Sendo assim, o trabalho pesado pode gerar agressões ao aparelho locomotor, alterações de crescimento, distensões e rupturas musculares, deformidades como dorso curvo e desgaste precoce das articulações, podendo levar a artroses. “Muitos desses problemas irão se manifestar apenas quando o adolescente chegar à vida adulta.”

Traumas

No que diz respeito aos prejuízos psicológicos, o psicólogo e professor da Universidade Tuiuti do Paraná, Raphael Henrique Castanho Di Lascio, explica que geralmente os pensamentos e reações de um adolescente ainda são os mesmos de uma criança. Por isso, os jovens não estão preparados para suportar as cobranças, responsabilidades, limites de tempo e pressões impostas pelo ambiente de trabalho.

“O adolescente ainda está em formação e, por isso, passando por processos de educação. Ele precisa ter direito de estudar e executar atividades lúdicas relativas à sua idade”, afirma. “Assumir a responsabilidade de ter que trabalhar e ajudar no sustento da família muito cedo pode gerar medos, angústias, estresse, agressividade e dificuldades de relacionamento.”

Guarda Mirim é uma alternativa

Para tirar os adolescentes curitibanos em situação de risco da ociosidade e ao mesmo tempo evitar que eles acabem aderindo a atividades profissionais irregulares e que possam vir a prejudicar seu desenvolvimento, a Guarda Mirim vem desenvolvendo cursos de formação de aprendizes.

TAREFAS PROPOSTAS ->
[a] No trecho sobre trabalho na adolescência, quais problemas o psicólogo Raphael Henrique Castanho Di Lascio diz que podem surgir quando o jovem assume muito cedo a responsabilidade de trabalhar e ajudar no sustento da família?
[b] Dê continuidade ao trecho sobre trabalho na adolescência a partir da frase final, que trata dos cursos de formação de aprendizes da Guarda Mirim.
As linhas que vêm a seguir são um material independente do trecho sobre trabalho na adolescência.

Dados registrados
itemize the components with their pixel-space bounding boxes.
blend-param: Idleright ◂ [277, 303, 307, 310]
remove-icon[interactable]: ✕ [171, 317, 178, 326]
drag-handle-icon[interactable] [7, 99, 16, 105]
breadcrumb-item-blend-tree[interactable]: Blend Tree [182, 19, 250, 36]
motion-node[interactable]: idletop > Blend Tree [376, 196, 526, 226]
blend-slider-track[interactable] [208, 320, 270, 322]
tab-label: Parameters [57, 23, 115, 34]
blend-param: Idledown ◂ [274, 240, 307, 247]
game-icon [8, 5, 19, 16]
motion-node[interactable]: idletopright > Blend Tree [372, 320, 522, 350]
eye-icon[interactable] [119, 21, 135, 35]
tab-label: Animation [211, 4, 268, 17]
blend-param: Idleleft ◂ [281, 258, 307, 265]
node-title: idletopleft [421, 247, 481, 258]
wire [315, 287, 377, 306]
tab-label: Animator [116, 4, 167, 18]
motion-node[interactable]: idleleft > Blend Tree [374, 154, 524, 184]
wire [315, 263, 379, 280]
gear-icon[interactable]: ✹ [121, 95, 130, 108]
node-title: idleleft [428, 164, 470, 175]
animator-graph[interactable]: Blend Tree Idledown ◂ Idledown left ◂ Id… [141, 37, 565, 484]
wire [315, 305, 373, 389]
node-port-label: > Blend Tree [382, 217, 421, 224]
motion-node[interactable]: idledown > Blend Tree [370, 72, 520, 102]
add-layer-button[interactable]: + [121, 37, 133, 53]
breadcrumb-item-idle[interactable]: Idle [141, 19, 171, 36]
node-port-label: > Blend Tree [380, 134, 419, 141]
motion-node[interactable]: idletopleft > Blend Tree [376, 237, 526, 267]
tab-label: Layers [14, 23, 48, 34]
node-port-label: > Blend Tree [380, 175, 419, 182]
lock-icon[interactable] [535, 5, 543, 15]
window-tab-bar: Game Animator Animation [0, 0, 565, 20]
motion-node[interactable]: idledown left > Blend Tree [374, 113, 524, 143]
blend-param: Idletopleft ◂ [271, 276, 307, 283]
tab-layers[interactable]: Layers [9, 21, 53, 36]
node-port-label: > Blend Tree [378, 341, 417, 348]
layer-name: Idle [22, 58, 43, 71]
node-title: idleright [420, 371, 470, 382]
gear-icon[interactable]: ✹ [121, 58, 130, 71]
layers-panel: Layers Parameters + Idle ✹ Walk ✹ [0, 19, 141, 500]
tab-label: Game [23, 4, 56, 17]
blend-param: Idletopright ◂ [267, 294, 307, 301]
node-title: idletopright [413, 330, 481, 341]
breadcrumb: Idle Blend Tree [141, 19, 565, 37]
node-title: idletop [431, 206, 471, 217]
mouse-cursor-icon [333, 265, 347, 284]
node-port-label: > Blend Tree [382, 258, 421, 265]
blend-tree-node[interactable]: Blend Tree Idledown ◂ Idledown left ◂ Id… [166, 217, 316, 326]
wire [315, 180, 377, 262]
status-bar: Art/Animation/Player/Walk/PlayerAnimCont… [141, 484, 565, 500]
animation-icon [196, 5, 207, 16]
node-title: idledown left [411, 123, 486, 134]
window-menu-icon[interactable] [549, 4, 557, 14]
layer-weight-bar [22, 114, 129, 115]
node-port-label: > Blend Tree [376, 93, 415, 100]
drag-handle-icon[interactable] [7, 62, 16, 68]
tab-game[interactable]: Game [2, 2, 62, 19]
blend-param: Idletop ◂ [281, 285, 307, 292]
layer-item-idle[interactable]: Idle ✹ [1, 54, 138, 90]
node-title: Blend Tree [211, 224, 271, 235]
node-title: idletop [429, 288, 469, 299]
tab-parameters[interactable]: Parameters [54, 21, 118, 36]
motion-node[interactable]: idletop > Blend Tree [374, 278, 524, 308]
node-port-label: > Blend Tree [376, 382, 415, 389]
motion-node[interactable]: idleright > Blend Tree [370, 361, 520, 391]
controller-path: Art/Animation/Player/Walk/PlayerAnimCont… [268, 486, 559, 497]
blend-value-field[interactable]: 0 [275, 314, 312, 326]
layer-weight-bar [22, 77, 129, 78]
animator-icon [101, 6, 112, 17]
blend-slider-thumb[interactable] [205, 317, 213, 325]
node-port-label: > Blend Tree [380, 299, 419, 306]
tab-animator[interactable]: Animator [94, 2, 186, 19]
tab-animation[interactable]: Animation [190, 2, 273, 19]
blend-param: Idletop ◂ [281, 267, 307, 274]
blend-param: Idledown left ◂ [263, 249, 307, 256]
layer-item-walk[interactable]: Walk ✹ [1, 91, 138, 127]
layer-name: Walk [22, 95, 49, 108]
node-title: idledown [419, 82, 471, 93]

RESPOSTAS POR TAREFA ->
[a] Medos, angústias, estresse, agressividade e dificuldades de relacionamento.

[b]
A partir dos 14 anos, os adolescentes podem entrar para a Guarda e escolher entre os dois cursos oferecidos: Comercial, no qual aprenderão sobre vendas, gestão, cidadania, informática, entre outras coisas; e Administrativo, que inclui planilha de contabilidade, recursos humanos, ética e informática.

No primeiro ano na instituição, o jovem é preparado para poder atuar dentro de uma empresa. A partir do segundo, se torna efetivamente um guarda mirim, podendo atuar como aprendiz dentro de uma empresa conveniada com a Guarda por um período de até dois anos. Eles podem integrar o projeto de aprendiz até completarem 18 anos, quando podem vir a ser contratados pela empresa na qual atuam. “Atualmente, trabalhamos com 1.259 adolescentes e temos convênios com diversas grandes e pequenas empresas para que os jovens possam passar pelo processo de aprendizagem”, conta o diretor da Guarda Mirim, Nivaldo Vieira Lourenço. “Nas empresas, os adolescentes recebem uma bolsa mínima de R$ 212,48 por mês, alguns recebem vales-transporte e alimentação. Eles ficam nos locais por quatro horas, por cinco dias úteis, tendo tempo para estudar.”

Supervisão

Todas as atividades desenvolvidas pelos jovens dentro das empresas que os aceitam como aprendizes são supervisionadas por assistentes sociais. Isso evita que eles façam trabalhos irregulares ou sejam vítimas de sobrecarga.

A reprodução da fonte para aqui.